━━━ Data to process ━━━

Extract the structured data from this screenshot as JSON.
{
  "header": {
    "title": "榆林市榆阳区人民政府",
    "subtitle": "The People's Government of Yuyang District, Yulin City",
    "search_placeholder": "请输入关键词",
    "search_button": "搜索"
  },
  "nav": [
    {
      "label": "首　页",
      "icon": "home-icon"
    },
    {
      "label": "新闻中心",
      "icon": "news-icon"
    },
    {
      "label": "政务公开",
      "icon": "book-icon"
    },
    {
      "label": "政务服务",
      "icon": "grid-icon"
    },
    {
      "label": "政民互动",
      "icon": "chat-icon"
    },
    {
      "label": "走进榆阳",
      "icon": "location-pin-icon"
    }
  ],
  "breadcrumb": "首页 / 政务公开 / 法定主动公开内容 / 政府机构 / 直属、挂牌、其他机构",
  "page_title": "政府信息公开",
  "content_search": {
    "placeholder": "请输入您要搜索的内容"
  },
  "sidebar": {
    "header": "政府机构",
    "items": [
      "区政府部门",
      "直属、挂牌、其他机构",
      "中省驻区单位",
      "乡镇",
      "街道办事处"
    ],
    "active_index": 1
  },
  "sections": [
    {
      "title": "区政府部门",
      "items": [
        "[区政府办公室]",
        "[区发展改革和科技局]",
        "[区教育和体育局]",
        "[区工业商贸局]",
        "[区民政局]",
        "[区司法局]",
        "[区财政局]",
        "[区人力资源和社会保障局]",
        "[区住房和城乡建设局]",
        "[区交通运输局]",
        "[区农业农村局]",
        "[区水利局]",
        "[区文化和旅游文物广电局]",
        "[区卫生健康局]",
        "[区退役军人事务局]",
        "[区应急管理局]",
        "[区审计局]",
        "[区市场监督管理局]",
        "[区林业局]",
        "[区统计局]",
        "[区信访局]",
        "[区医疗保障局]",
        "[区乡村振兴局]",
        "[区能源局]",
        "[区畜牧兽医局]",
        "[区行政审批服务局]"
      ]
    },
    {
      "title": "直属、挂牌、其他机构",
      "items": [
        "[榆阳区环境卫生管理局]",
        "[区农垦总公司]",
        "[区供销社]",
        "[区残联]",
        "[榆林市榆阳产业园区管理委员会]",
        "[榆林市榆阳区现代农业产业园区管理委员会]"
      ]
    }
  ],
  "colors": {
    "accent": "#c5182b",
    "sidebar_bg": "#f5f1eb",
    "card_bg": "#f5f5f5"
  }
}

━━━

Aim of the exercise
Write down the number of lines where the word "其他机构" appears, and nothing further.

Answer in full
3